▶ What the exercise asks
Lay out everything from the start of the data down to the line containing "b-top-series-line: [450, 84, 830, 264]", both included, as a numbered list with any blank lines omitted.

(Element position data)
>>>
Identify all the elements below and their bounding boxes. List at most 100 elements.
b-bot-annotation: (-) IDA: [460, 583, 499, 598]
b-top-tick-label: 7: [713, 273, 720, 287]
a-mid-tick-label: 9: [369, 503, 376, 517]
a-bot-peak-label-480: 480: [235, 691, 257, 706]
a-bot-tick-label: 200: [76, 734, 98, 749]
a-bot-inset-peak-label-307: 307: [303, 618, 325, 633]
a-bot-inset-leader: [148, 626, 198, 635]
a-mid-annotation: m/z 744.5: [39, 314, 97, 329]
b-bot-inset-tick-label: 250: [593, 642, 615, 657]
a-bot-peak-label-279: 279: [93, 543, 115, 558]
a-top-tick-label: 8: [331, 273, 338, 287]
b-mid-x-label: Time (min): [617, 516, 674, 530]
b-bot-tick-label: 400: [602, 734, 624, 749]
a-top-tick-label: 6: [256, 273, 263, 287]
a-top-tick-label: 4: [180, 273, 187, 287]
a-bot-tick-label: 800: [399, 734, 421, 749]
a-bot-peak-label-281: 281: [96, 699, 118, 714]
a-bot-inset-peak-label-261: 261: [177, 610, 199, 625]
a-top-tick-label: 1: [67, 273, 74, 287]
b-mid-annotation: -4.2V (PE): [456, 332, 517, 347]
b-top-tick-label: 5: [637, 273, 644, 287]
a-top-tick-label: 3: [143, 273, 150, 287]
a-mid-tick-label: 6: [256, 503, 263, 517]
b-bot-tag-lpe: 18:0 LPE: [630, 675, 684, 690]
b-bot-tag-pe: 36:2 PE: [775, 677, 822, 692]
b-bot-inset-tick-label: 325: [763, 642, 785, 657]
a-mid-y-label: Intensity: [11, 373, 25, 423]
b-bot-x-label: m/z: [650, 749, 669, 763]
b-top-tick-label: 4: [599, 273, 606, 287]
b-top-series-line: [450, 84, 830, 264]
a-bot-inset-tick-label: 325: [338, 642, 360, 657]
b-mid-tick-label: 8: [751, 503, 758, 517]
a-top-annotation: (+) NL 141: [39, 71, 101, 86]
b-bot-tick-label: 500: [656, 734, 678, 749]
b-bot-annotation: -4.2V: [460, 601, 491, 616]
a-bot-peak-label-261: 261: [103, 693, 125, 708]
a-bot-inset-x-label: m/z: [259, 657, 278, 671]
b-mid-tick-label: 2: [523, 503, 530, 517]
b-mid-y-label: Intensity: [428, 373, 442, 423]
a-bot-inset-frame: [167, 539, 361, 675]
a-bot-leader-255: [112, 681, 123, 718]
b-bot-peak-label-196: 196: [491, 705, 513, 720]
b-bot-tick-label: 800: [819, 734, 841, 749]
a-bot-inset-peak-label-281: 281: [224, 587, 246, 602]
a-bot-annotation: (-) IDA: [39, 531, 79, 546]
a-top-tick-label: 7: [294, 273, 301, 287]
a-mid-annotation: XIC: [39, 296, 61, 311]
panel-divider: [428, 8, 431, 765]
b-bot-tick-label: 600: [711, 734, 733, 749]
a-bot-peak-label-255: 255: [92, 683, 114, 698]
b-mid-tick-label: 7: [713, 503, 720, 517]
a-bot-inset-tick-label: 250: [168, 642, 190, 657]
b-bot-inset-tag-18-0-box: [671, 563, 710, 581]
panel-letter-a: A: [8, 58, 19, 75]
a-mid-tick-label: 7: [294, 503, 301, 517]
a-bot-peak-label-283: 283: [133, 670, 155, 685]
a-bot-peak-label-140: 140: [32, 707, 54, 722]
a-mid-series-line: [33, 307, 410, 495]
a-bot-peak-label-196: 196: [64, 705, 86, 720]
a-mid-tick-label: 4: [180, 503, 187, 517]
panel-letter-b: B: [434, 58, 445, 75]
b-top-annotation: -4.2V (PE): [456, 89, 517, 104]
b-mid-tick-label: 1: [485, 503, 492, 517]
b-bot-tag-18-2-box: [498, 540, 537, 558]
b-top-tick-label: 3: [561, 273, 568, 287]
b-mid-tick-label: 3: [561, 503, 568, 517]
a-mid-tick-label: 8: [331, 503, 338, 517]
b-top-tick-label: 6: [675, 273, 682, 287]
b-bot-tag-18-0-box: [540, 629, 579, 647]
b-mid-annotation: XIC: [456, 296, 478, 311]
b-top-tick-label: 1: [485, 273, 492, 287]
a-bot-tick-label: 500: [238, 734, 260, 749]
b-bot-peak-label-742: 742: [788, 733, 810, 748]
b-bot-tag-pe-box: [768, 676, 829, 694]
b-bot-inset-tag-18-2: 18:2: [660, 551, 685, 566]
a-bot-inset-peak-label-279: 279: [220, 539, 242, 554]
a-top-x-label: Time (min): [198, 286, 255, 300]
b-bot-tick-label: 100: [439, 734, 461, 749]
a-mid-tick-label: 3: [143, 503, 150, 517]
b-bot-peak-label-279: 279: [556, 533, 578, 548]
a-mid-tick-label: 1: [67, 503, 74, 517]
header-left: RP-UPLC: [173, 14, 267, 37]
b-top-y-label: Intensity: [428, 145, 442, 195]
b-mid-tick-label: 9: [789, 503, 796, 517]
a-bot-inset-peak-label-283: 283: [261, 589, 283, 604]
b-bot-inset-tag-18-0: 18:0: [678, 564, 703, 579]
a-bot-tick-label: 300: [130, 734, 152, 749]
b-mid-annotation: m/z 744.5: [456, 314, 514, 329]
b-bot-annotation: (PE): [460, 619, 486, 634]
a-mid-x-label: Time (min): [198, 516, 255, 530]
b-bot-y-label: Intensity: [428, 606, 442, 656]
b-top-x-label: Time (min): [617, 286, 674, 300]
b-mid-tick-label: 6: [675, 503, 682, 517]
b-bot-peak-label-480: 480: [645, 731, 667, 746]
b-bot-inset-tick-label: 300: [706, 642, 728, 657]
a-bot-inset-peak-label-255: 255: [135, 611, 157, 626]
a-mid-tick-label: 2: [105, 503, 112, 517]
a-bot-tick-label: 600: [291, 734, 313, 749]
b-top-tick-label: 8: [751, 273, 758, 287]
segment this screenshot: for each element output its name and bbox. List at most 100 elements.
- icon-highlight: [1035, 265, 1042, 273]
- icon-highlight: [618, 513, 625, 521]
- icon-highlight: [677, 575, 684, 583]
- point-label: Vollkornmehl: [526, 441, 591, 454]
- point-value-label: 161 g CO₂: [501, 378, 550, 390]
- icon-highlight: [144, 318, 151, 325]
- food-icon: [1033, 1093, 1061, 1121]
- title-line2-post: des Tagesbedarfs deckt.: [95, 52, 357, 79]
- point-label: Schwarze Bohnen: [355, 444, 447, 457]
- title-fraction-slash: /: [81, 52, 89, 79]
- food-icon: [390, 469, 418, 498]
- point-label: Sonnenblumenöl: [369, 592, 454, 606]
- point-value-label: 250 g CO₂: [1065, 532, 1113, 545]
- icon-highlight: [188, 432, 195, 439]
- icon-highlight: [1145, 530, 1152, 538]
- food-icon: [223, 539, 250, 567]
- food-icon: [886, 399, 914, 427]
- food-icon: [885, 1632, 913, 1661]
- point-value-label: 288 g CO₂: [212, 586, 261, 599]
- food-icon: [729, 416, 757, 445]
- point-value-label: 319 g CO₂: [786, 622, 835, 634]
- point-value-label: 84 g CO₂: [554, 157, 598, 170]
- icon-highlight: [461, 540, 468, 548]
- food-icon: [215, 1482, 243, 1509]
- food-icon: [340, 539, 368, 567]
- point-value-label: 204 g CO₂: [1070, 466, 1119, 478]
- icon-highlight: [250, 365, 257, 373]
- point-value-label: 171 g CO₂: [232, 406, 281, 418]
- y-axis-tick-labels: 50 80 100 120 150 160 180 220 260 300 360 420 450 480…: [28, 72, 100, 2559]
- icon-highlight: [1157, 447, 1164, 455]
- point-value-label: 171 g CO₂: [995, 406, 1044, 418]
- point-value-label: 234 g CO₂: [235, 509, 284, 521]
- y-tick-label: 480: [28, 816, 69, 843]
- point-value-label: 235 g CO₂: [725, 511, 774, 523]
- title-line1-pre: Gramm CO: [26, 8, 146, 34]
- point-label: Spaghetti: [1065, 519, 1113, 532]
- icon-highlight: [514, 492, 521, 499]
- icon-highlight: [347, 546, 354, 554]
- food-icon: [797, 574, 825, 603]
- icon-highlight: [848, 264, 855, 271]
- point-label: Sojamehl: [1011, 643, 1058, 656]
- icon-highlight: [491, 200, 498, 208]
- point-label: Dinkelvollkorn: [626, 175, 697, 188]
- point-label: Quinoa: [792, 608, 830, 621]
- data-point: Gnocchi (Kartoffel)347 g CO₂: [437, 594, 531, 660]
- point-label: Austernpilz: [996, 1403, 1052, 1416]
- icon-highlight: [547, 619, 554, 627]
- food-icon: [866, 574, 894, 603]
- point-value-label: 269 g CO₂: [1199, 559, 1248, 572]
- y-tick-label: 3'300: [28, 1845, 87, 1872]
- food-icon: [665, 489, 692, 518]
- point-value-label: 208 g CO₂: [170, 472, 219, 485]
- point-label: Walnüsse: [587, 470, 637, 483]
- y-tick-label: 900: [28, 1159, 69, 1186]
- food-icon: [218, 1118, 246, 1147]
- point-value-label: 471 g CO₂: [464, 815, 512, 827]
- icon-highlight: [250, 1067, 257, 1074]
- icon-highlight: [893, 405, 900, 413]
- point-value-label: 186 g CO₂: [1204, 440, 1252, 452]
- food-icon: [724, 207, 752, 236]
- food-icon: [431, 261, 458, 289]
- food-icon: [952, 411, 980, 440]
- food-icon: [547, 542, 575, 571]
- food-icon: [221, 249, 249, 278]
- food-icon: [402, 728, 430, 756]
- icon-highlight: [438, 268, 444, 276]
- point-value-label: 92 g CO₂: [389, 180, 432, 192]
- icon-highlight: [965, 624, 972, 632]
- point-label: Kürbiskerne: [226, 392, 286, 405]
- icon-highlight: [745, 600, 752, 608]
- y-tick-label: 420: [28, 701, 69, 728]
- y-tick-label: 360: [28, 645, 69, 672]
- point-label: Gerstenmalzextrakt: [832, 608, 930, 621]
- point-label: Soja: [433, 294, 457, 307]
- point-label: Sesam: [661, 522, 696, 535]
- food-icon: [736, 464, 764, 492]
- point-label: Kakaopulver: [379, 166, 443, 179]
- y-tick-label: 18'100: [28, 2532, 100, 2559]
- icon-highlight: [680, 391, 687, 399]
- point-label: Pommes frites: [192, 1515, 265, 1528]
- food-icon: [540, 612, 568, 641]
<<<
▶ Task result
1. Identify all the elements below and their bounding boxes. List at most 100 elements.
2. b-bot-annotation: (-) IDA: [460, 583, 499, 598]
3. b-top-tick-label: 7: [713, 273, 720, 287]
4. a-mid-tick-label: 9: [369, 503, 376, 517]
5. a-bot-peak-label-480: 480: [235, 691, 257, 706]
6. a-bot-tick-label: 200: [76, 734, 98, 749]
7. a-bot-inset-peak-label-307: 307: [303, 618, 325, 633]
8. a-bot-inset-leader: [148, 626, 198, 635]
9. a-mid-annotation: m/z 744.5: [39, 314, 97, 329]
10. b-bot-inset-tick-label: 250: [593, 642, 615, 657]
11. a-bot-peak-label-279: 279: [93, 543, 115, 558]
12. a-top-tick-label: 8: [331, 273, 338, 287]
13. b-mid-x-label: Time (min): [617, 516, 674, 530]
14. b-bot-tick-label: 400: [602, 734, 624, 749]
15. a-top-tick-label: 6: [256, 273, 263, 287]
16. a-top-tick-label: 4: [180, 273, 187, 287]
17. a-bot-tick-label: 800: [399, 734, 421, 749]
18. a-bot-peak-label-281: 281: [96, 699, 118, 714]
19. a-bot-inset-peak-label-261: 261: [177, 610, 199, 625]
20. a-top-tick-label: 1: [67, 273, 74, 287]
21. b-mid-annotation: -4.2V (PE): [456, 332, 517, 347]
22. b-top-tick-label: 5: [637, 273, 644, 287]
23. a-top-tick-label: 3: [143, 273, 150, 287]
24. a-mid-tick-label: 6: [256, 503, 263, 517]
25. b-bot-tag-lpe: 18:0 LPE: [630, 675, 684, 690]
26. b-bot-tag-pe: 36:2 PE: [775, 677, 822, 692]
27. b-bot-inset-tick-label: 325: [763, 642, 785, 657]
28. a-mid-y-label: Intensity: [11, 373, 25, 423]
29. b-bot-x-label: m/z: [650, 749, 669, 763]
30. b-top-tick-label: 4: [599, 273, 606, 287]
31. b-top-series-line: [450, 84, 830, 264]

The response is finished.